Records
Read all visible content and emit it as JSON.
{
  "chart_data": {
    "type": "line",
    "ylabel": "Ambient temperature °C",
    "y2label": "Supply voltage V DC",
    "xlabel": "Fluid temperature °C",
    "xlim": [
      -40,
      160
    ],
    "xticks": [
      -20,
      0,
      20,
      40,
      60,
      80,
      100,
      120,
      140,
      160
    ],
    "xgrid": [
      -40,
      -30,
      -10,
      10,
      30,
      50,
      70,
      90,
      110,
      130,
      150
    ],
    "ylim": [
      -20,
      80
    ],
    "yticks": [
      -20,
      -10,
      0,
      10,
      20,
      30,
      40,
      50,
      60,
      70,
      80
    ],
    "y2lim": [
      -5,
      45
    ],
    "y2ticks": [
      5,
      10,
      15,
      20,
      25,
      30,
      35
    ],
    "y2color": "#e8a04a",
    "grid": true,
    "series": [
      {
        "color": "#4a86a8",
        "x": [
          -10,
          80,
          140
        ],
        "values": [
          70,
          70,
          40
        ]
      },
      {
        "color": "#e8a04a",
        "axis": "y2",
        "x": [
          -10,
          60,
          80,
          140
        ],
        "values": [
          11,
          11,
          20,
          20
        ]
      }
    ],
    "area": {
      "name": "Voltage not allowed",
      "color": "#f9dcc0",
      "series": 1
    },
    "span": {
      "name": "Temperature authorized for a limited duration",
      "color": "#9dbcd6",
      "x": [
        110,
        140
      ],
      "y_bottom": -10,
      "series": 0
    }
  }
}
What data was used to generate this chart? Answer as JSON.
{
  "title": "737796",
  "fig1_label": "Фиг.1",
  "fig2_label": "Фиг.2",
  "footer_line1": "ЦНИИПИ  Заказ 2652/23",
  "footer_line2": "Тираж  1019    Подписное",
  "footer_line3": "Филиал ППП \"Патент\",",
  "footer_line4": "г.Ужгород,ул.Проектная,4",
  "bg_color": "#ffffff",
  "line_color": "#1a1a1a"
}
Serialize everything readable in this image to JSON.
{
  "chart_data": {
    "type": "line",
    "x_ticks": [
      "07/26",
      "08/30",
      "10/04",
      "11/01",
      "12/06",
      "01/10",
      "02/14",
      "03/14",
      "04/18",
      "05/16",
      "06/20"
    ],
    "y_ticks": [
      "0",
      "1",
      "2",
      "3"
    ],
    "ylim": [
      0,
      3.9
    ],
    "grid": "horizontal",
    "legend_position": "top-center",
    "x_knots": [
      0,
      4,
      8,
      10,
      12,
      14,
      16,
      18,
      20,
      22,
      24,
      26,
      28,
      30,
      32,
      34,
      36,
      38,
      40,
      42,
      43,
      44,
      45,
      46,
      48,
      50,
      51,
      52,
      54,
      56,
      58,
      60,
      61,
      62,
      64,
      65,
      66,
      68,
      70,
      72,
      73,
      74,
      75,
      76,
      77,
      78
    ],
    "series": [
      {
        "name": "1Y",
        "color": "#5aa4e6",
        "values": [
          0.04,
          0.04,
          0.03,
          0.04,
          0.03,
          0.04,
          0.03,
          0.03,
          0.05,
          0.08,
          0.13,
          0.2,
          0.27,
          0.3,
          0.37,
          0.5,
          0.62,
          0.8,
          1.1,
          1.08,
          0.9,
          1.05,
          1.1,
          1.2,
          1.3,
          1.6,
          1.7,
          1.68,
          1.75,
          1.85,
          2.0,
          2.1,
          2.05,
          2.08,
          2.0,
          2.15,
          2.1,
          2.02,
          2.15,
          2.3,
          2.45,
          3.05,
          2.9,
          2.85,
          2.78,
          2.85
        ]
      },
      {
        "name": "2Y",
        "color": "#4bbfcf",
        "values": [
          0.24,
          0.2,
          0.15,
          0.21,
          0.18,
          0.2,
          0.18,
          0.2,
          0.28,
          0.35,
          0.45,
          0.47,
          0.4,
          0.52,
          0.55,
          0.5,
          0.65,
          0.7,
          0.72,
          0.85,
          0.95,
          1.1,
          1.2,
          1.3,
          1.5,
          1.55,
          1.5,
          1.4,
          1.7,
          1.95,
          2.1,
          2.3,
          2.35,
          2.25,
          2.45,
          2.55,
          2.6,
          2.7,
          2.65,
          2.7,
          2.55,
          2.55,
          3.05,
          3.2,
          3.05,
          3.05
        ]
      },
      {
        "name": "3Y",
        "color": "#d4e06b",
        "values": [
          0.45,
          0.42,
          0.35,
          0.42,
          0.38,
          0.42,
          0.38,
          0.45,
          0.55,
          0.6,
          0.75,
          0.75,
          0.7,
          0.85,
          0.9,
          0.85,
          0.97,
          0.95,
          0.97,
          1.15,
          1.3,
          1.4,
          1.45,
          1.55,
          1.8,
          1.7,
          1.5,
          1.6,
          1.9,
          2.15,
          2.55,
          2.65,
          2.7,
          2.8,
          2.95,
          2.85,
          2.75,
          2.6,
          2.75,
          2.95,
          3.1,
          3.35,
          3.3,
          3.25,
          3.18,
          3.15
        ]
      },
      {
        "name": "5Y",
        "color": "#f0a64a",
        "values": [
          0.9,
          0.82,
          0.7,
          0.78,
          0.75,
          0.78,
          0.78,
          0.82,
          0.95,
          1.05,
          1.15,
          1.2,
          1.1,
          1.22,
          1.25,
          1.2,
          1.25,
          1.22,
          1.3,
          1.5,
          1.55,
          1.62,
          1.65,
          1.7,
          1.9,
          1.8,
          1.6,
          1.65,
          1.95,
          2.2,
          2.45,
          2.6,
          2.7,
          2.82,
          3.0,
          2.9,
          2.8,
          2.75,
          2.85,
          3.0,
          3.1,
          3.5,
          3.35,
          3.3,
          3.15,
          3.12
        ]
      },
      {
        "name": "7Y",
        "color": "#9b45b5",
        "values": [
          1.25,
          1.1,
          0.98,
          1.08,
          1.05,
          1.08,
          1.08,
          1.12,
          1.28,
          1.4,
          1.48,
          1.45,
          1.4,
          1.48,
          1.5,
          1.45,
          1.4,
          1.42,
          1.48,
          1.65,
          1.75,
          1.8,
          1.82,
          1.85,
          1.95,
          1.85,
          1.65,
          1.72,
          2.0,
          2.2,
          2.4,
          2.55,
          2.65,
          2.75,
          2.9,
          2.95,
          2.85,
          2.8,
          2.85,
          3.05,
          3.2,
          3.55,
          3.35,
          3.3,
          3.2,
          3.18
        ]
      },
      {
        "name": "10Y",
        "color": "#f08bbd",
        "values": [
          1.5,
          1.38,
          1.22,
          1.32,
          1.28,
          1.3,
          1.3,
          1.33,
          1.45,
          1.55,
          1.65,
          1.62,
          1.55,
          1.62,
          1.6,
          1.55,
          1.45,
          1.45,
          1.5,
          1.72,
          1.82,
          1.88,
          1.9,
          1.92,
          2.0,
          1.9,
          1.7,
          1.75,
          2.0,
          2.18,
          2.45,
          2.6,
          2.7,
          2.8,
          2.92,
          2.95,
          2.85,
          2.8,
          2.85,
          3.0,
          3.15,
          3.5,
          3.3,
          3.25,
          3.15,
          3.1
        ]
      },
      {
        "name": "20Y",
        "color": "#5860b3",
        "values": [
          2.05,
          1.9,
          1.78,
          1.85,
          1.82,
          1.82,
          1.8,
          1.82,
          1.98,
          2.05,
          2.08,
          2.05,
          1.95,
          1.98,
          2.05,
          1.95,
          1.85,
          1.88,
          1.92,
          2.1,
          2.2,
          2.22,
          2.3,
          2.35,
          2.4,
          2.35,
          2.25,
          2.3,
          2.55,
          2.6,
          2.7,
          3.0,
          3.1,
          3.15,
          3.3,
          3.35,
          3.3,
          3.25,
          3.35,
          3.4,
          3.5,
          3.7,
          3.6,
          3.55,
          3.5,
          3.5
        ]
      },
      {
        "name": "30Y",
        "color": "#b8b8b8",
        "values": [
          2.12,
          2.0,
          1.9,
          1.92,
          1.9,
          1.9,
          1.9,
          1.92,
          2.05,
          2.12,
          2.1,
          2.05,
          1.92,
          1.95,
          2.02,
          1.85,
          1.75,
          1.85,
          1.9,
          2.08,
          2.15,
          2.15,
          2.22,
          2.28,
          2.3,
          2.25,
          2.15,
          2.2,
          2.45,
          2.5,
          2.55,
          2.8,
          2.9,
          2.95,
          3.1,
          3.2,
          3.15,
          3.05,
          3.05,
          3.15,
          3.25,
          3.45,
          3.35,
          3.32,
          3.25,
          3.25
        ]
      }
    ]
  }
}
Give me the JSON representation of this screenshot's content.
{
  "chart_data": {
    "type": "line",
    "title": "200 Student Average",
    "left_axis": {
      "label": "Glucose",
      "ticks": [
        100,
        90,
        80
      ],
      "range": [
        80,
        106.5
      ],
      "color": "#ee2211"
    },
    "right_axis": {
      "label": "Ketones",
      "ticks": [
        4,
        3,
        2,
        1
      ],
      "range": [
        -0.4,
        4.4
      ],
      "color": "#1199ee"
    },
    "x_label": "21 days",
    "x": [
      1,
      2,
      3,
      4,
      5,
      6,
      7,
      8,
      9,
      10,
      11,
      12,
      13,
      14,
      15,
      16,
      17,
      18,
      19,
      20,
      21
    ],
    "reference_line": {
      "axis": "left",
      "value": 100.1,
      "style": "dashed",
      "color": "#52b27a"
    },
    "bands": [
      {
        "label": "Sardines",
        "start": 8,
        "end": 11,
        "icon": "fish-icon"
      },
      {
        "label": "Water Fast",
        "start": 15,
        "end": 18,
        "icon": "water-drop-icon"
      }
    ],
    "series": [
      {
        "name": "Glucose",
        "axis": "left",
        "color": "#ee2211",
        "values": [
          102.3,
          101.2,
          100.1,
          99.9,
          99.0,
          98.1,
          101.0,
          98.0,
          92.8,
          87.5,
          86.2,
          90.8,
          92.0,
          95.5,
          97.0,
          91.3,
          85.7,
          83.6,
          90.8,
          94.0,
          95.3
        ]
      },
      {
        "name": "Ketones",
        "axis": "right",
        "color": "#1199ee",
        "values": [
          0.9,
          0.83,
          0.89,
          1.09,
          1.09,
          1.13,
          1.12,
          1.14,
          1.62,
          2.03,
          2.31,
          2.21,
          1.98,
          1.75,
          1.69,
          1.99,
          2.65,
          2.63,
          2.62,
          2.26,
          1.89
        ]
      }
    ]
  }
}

Work to complete: Where a line holds the string "title", copy that line.

Result of the task:
  "title": "737796",
    "title": "200 Student Average",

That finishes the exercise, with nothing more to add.